═════ DATASET EXTRACT ═════

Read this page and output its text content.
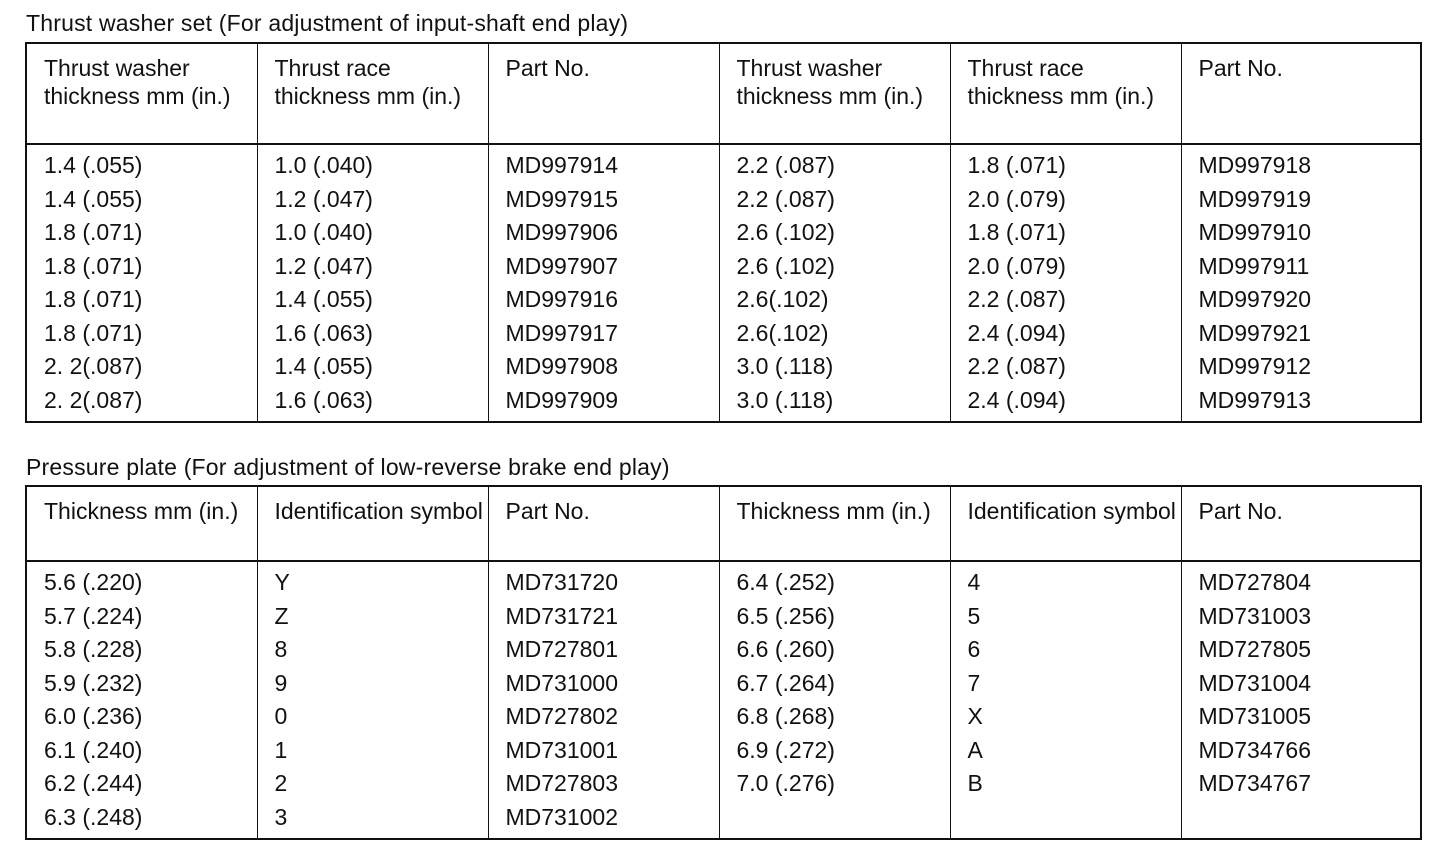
Thrust washer set (For adjustment of input-shaft end play)
Thrust washer thickness mm (in.)	Thrust race thickness mm (in.)	Part No.	Thrust washer thickness mm (in.)	Thrust race thickness mm (in.)	Part No.
1.4 (.055)	1.0 (.040)	MD997914	2.2 (.087)	1.8 (.071)	MD997918
1.4 (.055)	1.2 (.047)	MD997915	2.2 (.087)	2.0 (.079)	MD997919
1.8 (.071)	1.0 (.040)	MD997906	2.6 (.102)	1.8 (.071)	MD997910
1.8 (.071)	1.2 (.047)	MD997907	2.6 (.102)	2.0 (.079)	MD997911
1.8 (.071)	1.4 (.055)	MD997916	2.6(.102)	2.2 (.087)	MD997920
1.8 (.071)	1.6 (.063)	MD997917	2.6(.102)	2.4 (.094)	MD997921
2. 2(.087)	1.4 (.055)	MD997908	3.0 (.118)	2.2 (.087)	MD997912
2. 2(.087)	1.6 (.063)	MD997909	3.0 (.118)	2.4 (.094)	MD997913
Pressure plate (For adjustment of low-reverse brake end play)
Thickness mm (in.)	Identification symbol	Part No.	Thickness mm (in.)	Identification symbol	Part No.
5.6 (.220)	Y	MD731720	6.4 (.252)	4	MD727804
5.7 (.224)	Z	MD731721	6.5 (.256)	5	MD731003
5.8 (.228)	8	MD727801	6.6 (.260)	6	MD727805
5.9 (.232)	9	MD731000	6.7 (.264)	7	MD731004
6.0 (.236)	0	MD727802	6.8 (.268)	X	MD731005
6.1 (.240)	1	MD731001	6.9 (.272)	A	MD734766
6.2 (.244)	2	MD727803	7.0 (.276)	B	MD734767
6.3 (.248)	3	MD731002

═════

__INSTRUCTIONS TO FOLLOW__:
Retype each record exactly as it stands, but do not include the pictures.

__PROBLEM SOLUTION__:
Read this page and output its text content.
Thrust washer set (For adjustment of input-shaft end play)
Thrust washer thickness mm (in.)	Thrust race thickness mm (in.)	Part No.	Thrust washer thickness mm (in.)	Thrust race thickness mm (in.)	Part No.
1.4 (.055)	1.0 (.040)	MD997914	2.2 (.087)	1.8 (.071)	MD997918
1.4 (.055)	1.2 (.047)	MD997915	2.2 (.087)	2.0 (.079)	MD997919
1.8 (.071)	1.0 (.040)	MD997906	2.6 (.102)	1.8 (.071)	MD997910
1.8 (.071)	1.2 (.047)	MD997907	2.6 (.102)	2.0 (.079)	MD997911
1.8 (.071)	1.4 (.055)	MD997916	2.6(.102)	2.2 (.087)	MD997920
1.8 (.071)	1.6 (.063)	MD997917	2.6(.102)	2.4 (.094)	MD997921
2. 2(.087)	1.4 (.055)	MD997908	3.0 (.118)	2.2 (.087)	MD997912
2. 2(.087)	1.6 (.063)	MD997909	3.0 (.118)	2.4 (.094)	MD997913
Pressure plate (For adjustment of low-reverse brake end play)
Thickness mm (in.)	Identification symbol	Part No.	Thickness mm (in.)	Identification symbol	Part No.
5.6 (.220)	Y	MD731720	6.4 (.252)	4	MD727804
5.7 (.224)	Z	MD731721	6.5 (.256)	5	MD731003
5.8 (.228)	8	MD727801	6.6 (.260)	6	MD727805
5.9 (.232)	9	MD731000	6.7 (.264)	7	MD731004
6.0 (.236)	0	MD727802	6.8 (.268)	X	MD731005
6.1 (.240)	1	MD731001	6.9 (.272)	A	MD734766
6.2 (.244)	2	MD727803	7.0 (.276)	B	MD734767
6.3 (.248)	3	MD731002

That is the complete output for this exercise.